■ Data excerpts
● ● ● ●

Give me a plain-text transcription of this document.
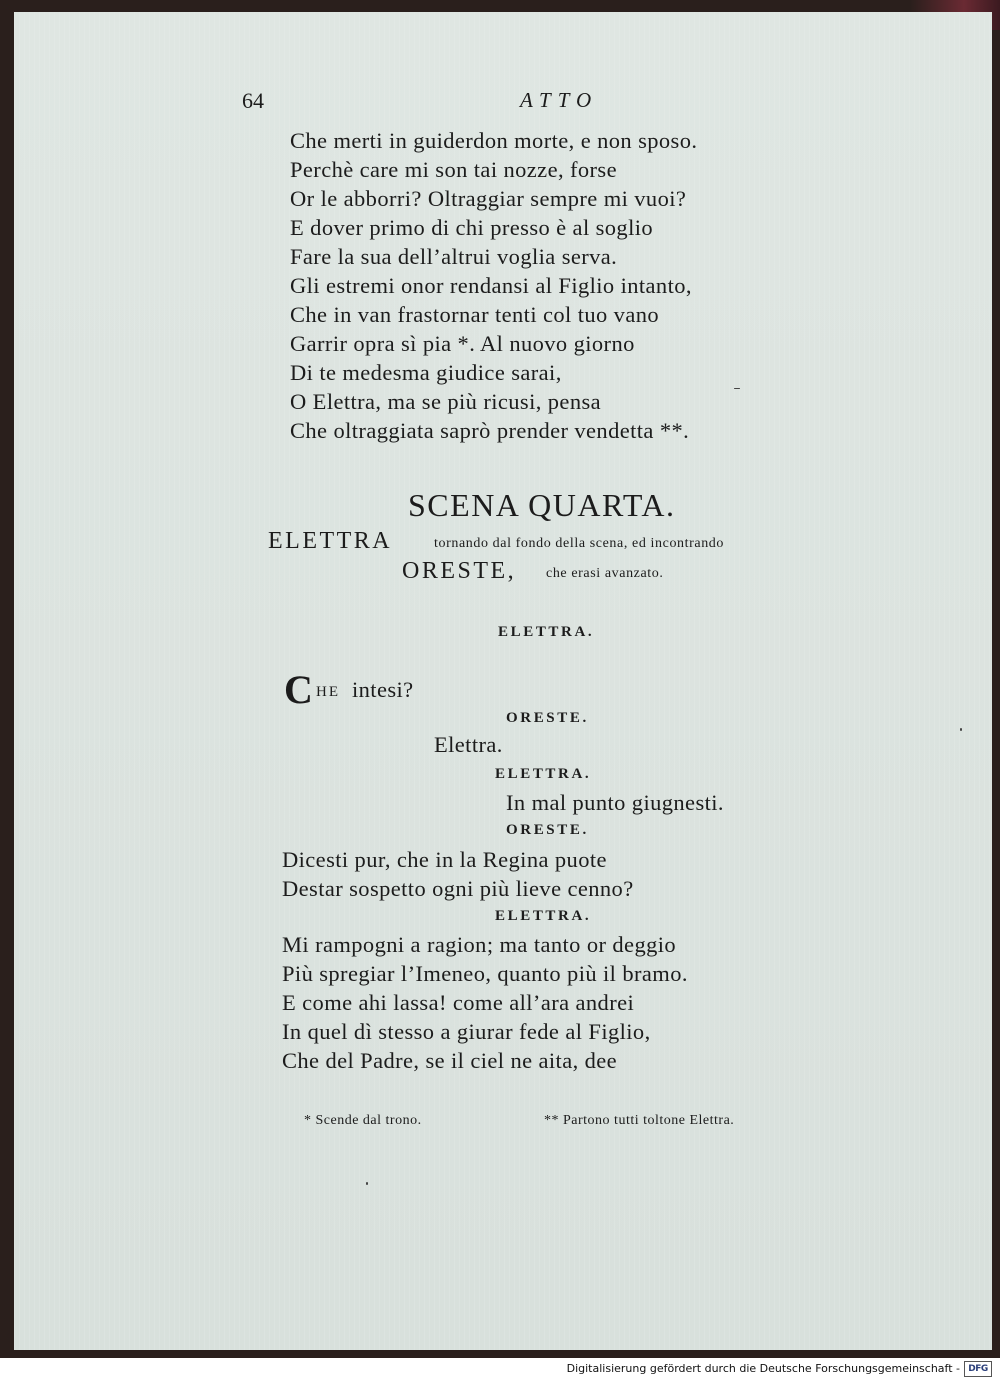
64	ATTO
Che merti in guiderdon morte, e non sposo.
Perchè care mi son tai nozze, forse
Or le abborri? Oltraggiar sempre mi vuoi?
E dover primo di chi presso è al soglio
Fare la sua dell’altrui voglia serva.
Gli estremi onor rendansi al Figlio intanto,
Che in van frastornar tenti col tuo vano
Garrir opra sì pia *. Al nuovo giorno
Di te medesma giudice sarai,
O Elettra, ma se più ricusi, pensa
Che oltraggiata saprò prender vendetta **.
SCENA QUARTA.
ELETTRA	tornando dal fondo della scena, ed incontrando
ORESTE, che erasi avanzato.
ELETTRA.
C HE intesi?
ORESTE.
Elettra.
ELETTRA.
In mal punto giugnesti.
ORESTE.
Dicesti pur, che in la Regina puote
Destar sospetto ogni più lieve cenno?
ELETTRA.
Mi rampogni a ragion; ma tanto or deggio
Più spregiar l’Imeneo, quanto più il bramo.
E come ahi lassa! come all’ara andrei
In quel dì stesso a giurar fede al Figlio,
Che del Padre, se il ciel ne aita, dee
* Scende dal trono.	** Partono tutti toltone Elettra.
Digitalisierung gefördert durch die Deutsche Forschungsgemeinschaft - DFG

● ● ● ●

■ What is expected
Copy the material above in full and exactly, skipping pictures.

■ Exercise output
Give me a plain-text transcription of this document.
64	ATTO
Che merti in guiderdon morte, e non sposo.
Perchè care mi son tai nozze, forse
Or le abborri? Oltraggiar sempre mi vuoi?
E dover primo di chi presso è al soglio
Fare la sua dell’altrui voglia serva.
Gli estremi onor rendansi al Figlio intanto,
Che in van frastornar tenti col tuo vano
Garrir opra sì pia *. Al nuovo giorno
Di te medesma giudice sarai,
O Elettra, ma se più ricusi, pensa
Che oltraggiata saprò prender vendetta **.
SCENA QUARTA.
ELETTRA	tornando dal fondo della scena, ed incontrando
ORESTE, che erasi avanzato.
ELETTRA.
C HE intesi?
ORESTE.
Elettra.
ELETTRA.
In mal punto giugnesti.
ORESTE.
Dicesti pur, che in la Regina puote
Destar sospetto ogni più lieve cenno?
ELETTRA.
Mi rampogni a ragion; ma tanto or deggio
Più spregiar l’Imeneo, quanto più il bramo.
E come ahi lassa! come all’ara andrei
In quel dì stesso a giurar fede al Figlio,
Che del Padre, se il ciel ne aita, dee
* Scende dal trono.	** Partono tutti toltone Elettra.
Digitalisierung gefördert durch die Deutsche Forschungsgemeinschaft - DFG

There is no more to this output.